Job: Copy out all the entries word for word.

## Begin

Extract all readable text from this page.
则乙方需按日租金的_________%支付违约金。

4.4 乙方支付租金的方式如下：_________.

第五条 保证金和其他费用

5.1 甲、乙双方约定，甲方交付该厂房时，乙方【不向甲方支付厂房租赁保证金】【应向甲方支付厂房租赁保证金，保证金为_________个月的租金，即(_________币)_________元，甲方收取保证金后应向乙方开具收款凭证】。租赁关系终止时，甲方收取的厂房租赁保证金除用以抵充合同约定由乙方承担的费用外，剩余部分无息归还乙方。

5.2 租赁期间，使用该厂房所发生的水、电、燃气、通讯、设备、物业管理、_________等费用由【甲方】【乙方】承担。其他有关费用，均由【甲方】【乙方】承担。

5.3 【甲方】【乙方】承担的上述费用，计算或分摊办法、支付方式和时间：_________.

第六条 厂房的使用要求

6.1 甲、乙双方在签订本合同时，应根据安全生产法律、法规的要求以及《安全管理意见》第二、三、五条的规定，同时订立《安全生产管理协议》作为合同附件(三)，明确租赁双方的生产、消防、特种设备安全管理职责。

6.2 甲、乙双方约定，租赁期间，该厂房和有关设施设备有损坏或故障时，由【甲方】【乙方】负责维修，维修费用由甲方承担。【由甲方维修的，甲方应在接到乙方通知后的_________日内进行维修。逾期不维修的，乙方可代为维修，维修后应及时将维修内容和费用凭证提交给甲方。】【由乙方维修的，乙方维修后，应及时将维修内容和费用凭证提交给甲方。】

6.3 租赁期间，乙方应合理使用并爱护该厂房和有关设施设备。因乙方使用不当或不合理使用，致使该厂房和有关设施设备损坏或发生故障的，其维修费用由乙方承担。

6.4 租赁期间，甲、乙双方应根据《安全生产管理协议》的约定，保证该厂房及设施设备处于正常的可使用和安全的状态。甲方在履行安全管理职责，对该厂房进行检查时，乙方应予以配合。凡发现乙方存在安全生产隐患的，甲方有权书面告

## End

Result for this exercise:
Extract all readable text from this page.
则乙方需按日租金的_________%支付违约金。

4.4 乙方支付租金的方式如下：_________.

第五条 保证金和其他费用

5.1 甲、乙双方约定，甲方交付该厂房时，乙方【不向甲方支付厂房租赁保证金】【应向甲方支付厂房租赁保证金，保证金为_________个月的租金，即(_________币)_________元，甲方收取保证金后应向乙方开具收款凭证】。租赁关系终止时，甲方收取的厂房租赁保证金除用以抵充合同约定由乙方承担的费用外，剩余部分无息归还乙方。

5.2 租赁期间，使用该厂房所发生的水、电、燃气、通讯、设备、物业管理、_________等费用由【甲方】【乙方】承担。其他有关费用，均由【甲方】【乙方】承担。

5.3 【甲方】【乙方】承担的上述费用，计算或分摊办法、支付方式和时间：_________.

第六条 厂房的使用要求

6.1 甲、乙双方在签订本合同时，应根据安全生产法律、法规的要求以及《安全管理意见》第二、三、五条的规定，同时订立《安全生产管理协议》作为合同附件(三)，明确租赁双方的生产、消防、特种设备安全管理职责。

6.2 甲、乙双方约定，租赁期间，该厂房和有关设施设备有损坏或故障时，由【甲方】【乙方】负责维修，维修费用由甲方承担。【由甲方维修的，甲方应在接到乙方通知后的_________日内进行维修。逾期不维修的，乙方可代为维修，维修后应及时将维修内容和费用凭证提交给甲方。】【由乙方维修的，乙方维修后，应及时将维修内容和费用凭证提交给甲方。】

6.3 租赁期间，乙方应合理使用并爱护该厂房和有关设施设备。因乙方使用不当或不合理使用，致使该厂房和有关设施设备损坏或发生故障的，其维修费用由乙方承担。

6.4 租赁期间，甲、乙双方应根据《安全生产管理协议》的约定，保证该厂房及设施设备处于正常的可使用和安全的状态。甲方在履行安全管理职责，对该厂房进行检查时，乙方应予以配合。凡发现乙方存在安全生产隐患的，甲方有权书面告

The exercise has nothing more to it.